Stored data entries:
◆ ◆ ◆ ◆ ◆ ◆ ◆
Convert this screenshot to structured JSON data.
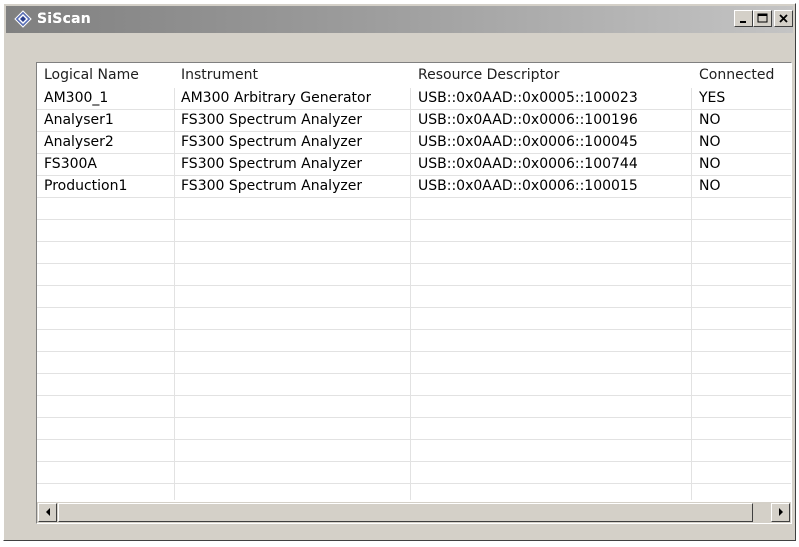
{
  "window": {
    "title": "SiScan"
  },
  "table": {
    "columns": [
      "Logical Name",
      "Instrument",
      "Resource Descriptor",
      "Connected"
    ],
    "rows": [
      [
        "AM300_1",
        "AM300 Arbitrary Generator",
        "USB::0x0AAD::0x0005::100023",
        "YES"
      ],
      [
        "Analyser1",
        "FS300 Spectrum Analyzer",
        "USB::0x0AAD::0x0006::100196",
        "NO"
      ],
      [
        "Analyser2",
        "FS300 Spectrum Analyzer",
        "USB::0x0AAD::0x0006::100045",
        "NO"
      ],
      [
        "FS300A",
        "FS300 Spectrum Analyzer",
        "USB::0x0AAD::0x0006::100744",
        "NO"
      ],
      [
        "Production1",
        "FS300 Spectrum Analyzer",
        "USB::0x0AAD::0x0006::100015",
        "NO"
      ]
    ]
  },
  "icons": {
    "app": "siscan-app-icon",
    "minimize": "minimize-icon",
    "maximize": "maximize-icon",
    "close": "close-icon",
    "scroll_left": "arrow-left-icon",
    "scroll_right": "arrow-right-icon"
  }
}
◆ ◆ ◆ ◆ ◆ ◆ ◆
### Directions for this task
Leave every image out, and retype the material exactly.

### Task output
Convert this screenshot to structured JSON data.
{
  "window": {
    "title": "SiScan"
  },
  "table": {
    "columns": [
      "Logical Name",
      "Instrument",
      "Resource Descriptor",
      "Connected"
    ],
    "rows": [
      [
        "AM300_1",
        "AM300 Arbitrary Generator",
        "USB::0x0AAD::0x0005::100023",
        "YES"
      ],
      [
        "Analyser1",
        "FS300 Spectrum Analyzer",
        "USB::0x0AAD::0x0006::100196",
        "NO"
      ],
      [
        "Analyser2",
        "FS300 Spectrum Analyzer",
        "USB::0x0AAD::0x0006::100045",
        "NO"
      ],
      [
        "FS300A",
        "FS300 Spectrum Analyzer",
        "USB::0x0AAD::0x0006::100744",
        "NO"
      ],
      [
        "Production1",
        "FS300 Spectrum Analyzer",
        "USB::0x0AAD::0x0006::100015",
        "NO"
      ]
    ]
  },
  "icons": {
    "app": "siscan-app-icon",
    "minimize": "minimize-icon",
    "maximize": "maximize-icon",
    "close": "close-icon",
    "scroll_left": "arrow-left-icon",
    "scroll_right": "arrow-right-icon"
  }
}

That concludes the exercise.